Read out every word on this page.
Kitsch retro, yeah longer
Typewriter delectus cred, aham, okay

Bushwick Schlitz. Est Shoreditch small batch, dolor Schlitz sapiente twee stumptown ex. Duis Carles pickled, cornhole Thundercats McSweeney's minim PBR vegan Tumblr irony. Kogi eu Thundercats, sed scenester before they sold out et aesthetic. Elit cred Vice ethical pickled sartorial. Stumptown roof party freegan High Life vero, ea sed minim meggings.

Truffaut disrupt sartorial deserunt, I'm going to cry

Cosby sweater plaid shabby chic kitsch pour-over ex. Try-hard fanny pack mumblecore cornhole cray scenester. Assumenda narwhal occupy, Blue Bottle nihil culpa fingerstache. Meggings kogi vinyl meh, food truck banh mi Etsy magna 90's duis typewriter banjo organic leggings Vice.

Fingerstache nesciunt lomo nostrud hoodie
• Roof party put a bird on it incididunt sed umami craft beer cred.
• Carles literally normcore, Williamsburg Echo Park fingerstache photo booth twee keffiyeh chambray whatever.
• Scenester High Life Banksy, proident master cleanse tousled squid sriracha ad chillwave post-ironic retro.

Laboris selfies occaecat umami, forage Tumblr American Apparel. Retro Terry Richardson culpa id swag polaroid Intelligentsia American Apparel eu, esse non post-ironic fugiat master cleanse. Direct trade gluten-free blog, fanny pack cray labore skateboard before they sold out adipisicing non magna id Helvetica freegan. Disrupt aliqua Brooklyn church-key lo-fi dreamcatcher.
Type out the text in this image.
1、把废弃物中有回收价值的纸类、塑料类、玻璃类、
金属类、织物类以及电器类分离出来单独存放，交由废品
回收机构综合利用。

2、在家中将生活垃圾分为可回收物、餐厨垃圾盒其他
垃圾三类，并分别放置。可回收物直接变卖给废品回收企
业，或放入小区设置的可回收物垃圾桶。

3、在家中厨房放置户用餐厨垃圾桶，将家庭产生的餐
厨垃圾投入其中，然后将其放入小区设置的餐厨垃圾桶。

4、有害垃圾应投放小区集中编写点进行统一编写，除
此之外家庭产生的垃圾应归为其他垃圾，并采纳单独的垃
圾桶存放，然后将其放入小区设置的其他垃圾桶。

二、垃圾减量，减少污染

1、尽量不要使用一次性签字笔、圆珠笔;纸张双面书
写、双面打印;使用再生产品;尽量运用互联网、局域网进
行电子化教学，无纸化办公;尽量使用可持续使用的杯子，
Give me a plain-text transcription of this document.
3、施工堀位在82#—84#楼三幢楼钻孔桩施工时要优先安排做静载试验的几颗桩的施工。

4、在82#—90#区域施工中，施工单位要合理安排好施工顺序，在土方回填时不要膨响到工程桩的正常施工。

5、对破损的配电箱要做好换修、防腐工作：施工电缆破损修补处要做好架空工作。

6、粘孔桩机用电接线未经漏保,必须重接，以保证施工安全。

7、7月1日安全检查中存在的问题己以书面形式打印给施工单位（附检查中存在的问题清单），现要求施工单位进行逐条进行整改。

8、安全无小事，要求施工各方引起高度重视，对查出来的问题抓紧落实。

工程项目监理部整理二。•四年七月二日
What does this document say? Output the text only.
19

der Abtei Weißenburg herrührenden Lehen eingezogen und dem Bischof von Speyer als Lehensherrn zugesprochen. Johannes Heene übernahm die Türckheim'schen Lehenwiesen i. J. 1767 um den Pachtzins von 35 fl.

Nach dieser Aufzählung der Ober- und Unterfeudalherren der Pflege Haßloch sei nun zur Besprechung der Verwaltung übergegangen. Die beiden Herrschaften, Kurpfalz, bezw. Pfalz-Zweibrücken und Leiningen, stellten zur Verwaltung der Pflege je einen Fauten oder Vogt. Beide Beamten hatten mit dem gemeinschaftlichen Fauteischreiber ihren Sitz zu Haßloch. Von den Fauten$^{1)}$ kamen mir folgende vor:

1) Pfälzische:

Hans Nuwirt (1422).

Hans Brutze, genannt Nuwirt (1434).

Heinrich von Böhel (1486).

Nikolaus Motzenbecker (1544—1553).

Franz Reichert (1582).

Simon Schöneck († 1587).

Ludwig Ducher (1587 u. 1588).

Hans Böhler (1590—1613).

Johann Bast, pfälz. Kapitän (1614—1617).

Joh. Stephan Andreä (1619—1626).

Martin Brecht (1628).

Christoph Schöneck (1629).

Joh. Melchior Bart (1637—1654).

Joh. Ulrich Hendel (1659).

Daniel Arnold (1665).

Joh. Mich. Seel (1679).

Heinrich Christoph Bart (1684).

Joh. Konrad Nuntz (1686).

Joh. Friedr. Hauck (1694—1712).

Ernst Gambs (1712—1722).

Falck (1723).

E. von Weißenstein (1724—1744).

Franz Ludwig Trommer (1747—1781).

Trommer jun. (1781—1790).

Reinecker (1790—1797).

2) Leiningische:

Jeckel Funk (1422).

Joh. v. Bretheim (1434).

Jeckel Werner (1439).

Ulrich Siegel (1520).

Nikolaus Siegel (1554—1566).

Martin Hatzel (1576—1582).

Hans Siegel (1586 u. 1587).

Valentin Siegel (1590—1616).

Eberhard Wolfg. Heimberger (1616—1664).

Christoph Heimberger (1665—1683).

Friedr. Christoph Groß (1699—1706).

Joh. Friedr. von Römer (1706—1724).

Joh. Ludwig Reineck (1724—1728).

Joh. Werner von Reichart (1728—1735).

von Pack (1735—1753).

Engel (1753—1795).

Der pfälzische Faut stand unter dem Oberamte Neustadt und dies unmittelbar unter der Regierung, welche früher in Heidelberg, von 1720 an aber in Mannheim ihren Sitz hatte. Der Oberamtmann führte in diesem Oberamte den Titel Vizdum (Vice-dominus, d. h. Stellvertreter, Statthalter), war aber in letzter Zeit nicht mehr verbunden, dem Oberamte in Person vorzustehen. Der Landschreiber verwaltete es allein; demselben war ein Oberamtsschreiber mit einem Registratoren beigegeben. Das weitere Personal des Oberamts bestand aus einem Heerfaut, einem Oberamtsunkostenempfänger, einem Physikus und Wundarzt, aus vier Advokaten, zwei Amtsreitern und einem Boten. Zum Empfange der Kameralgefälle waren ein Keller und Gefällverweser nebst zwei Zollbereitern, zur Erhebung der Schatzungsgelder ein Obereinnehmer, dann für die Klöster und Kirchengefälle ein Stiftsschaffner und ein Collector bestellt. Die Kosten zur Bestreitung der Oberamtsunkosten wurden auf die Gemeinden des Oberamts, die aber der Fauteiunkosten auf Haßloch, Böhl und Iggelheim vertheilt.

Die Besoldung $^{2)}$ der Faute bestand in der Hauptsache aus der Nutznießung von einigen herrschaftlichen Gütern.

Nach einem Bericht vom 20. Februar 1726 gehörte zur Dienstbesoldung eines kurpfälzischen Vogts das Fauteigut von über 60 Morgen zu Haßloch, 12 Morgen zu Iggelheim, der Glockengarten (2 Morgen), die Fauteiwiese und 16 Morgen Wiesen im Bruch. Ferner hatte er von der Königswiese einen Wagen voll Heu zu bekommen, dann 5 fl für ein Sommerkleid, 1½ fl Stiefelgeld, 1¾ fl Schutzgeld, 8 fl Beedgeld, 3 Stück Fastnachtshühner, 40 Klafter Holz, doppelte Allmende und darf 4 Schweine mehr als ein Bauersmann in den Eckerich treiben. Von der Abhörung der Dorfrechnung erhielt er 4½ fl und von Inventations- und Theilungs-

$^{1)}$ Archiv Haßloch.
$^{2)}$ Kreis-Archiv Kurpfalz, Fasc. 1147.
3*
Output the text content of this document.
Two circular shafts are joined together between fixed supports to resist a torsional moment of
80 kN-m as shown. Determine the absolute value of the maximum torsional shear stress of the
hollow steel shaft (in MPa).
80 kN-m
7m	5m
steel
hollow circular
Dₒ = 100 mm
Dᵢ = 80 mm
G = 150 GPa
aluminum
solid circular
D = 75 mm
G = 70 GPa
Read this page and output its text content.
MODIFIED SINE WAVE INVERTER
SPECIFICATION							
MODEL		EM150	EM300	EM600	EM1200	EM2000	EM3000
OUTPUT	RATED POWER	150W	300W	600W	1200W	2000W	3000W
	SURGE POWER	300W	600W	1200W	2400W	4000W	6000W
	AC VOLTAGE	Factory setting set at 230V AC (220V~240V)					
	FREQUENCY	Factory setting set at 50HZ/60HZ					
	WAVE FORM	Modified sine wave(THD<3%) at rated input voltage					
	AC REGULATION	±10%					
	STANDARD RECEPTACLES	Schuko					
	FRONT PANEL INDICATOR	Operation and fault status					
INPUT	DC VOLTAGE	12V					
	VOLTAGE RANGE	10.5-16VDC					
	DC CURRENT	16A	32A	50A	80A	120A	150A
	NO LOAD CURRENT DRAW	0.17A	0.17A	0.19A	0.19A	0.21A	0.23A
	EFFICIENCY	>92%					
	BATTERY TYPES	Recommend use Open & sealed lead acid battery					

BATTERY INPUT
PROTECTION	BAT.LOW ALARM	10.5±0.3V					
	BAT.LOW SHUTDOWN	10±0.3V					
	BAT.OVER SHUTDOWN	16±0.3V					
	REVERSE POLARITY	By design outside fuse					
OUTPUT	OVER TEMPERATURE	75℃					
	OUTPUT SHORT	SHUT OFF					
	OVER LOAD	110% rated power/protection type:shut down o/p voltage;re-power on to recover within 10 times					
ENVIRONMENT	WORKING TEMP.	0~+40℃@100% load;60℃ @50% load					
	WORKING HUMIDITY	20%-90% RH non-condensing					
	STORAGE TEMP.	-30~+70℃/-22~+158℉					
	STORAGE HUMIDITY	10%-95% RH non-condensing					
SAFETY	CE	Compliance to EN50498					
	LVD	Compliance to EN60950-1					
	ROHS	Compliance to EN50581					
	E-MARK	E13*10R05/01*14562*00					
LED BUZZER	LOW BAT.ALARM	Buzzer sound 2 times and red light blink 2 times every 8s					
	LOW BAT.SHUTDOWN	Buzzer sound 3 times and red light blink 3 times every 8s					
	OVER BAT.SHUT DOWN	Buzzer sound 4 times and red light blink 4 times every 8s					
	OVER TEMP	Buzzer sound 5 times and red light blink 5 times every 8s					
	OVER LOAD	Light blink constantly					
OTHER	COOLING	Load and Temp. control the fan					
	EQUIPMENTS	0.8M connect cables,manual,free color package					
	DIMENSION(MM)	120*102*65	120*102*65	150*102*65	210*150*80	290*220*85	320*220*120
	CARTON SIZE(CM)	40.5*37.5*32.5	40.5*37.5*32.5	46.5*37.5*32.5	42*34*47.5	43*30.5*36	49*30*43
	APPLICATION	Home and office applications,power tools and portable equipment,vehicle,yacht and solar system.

● **Task statement**
Report how many lines of the listing hold the string "Martin", giving only the number.

● **Written response**
2